• **PROBLEM SET**
**1)** Answer these from the article on medical marijuana dispensaries and the ADA:
(a) Which court agreed to review the February state appellate decision?
(b) Which dispensary did Lake Forest try to force out of business?
(c) What is the name of the case the Ninth Circuit ruled on?
**2)** Carry on the article about medical marijuana dispensaries and the ADA, starting after its last sentence.

• **SELECTED PASSAGE**
+++

ADA Can't Save Medical Marijuana Dispensaries

By Robyn Hagan Cain on May 23, 2012 | Last updated on March 21, 2019

The City of Lake Forest is fighting local pot shops in both state and federal courts, with mixed results.

In February, the city had a setback when a California state appellate court ruled that “local governments may not prohibit medical marijuana dispensaries altogether, with the caveat that the Legislature authorized dispensaries only at sites where medical marijuana is ‘collectively or cooperatively ... cultivated.’” In that case, Lake Forest used zoning ordinances to force the Evergreen Holistic medical marijuana dispensary out of business by characterizing dispensaries as a categorical nuisance under the zoning code.

The California Supreme Court has agreed to review the decision.

This week, however, Lake Forest won an appeal in the Ninth Circuit Court of Appeals. Tuesday, a Ninth-Circuit three-judge panel ruled that the Americans with Disabilities Act (ADA) does not protect medical marijuana dispensaries, reports the ABA Journal. Even under a doctor's care, federal law does not recognize the validity of a medical marijuana prescription

All of the plaintiffs in the case, James v. City of Costa Mesa, are severely-disabled California residents. The plaintiffs alleged that conventional medicine and treatments failed to alleviate the pain caused by their impairments, but medical marijuana helped. Medical marijuana, as we all know, is permissible under California law.

+++

• **RECORD EXTRACTS**
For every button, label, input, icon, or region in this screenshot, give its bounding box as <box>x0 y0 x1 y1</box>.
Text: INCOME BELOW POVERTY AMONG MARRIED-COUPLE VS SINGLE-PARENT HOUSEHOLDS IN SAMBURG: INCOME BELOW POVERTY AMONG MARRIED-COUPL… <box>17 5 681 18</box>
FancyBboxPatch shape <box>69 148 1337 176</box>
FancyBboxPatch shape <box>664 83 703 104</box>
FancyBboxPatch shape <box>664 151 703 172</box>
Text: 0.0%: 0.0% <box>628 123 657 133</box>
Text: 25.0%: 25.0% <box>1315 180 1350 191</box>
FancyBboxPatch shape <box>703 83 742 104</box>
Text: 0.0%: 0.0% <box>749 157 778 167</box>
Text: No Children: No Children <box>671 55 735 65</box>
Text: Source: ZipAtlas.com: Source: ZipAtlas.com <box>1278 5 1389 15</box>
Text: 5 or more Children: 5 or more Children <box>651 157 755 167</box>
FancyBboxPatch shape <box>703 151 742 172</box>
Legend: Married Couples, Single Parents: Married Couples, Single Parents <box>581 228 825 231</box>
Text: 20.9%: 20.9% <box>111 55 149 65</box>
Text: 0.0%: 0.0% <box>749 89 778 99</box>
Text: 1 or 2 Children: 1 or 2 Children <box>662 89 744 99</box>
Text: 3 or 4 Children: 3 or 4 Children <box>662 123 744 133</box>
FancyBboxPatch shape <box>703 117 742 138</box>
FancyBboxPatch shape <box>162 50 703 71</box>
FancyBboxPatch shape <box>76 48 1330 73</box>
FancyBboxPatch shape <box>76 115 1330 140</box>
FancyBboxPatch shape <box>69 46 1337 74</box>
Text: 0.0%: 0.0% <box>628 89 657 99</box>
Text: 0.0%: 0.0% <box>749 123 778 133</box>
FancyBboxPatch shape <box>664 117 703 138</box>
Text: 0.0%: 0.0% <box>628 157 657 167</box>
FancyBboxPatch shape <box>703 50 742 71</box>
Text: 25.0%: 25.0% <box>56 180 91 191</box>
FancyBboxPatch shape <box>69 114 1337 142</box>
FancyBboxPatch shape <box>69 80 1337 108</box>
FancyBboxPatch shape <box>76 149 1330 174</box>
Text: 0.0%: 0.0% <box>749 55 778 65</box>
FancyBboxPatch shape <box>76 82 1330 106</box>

+++

• **WRITTEN ANSWERS**
**1)**
(a) The California Supreme Court
(b) Evergreen Holistic
(c) James v. City of Costa Mesa

**2)**
The plaintiffs obtain their medical marijuana through collectives located in Lake Forest and Costa Mesa, California. In addition to the aforementioned Lake Forest zoning ordinance, the plaintiffs must also contend with a 2005 Costa Mesa ordinance excluding medical marijuana dispensaries.

While some marijuana dispensing facilities in the towns have apparently continued to operate despite the ordinance, the plaintiffs alleged that Costa Mesa and Lake Forest police have recently raided operating marijuana collectives and detained collective members. Concerned about the possible shutdown of the collectives they rely on to obtain medical marijuana, the plaintiffs brought this action in federal district court, alleging that the cities' actions violate Title II of the ADA.

The district judge sympathized with the plaintiffs, but denied their application for preliminary injunctive relief on the ground that the ADA does not protect against discrimination on the basis of marijuana use -- even medical marijuana use supervised by a doctor in accordance with state law -- unless that use is authorized by federal law.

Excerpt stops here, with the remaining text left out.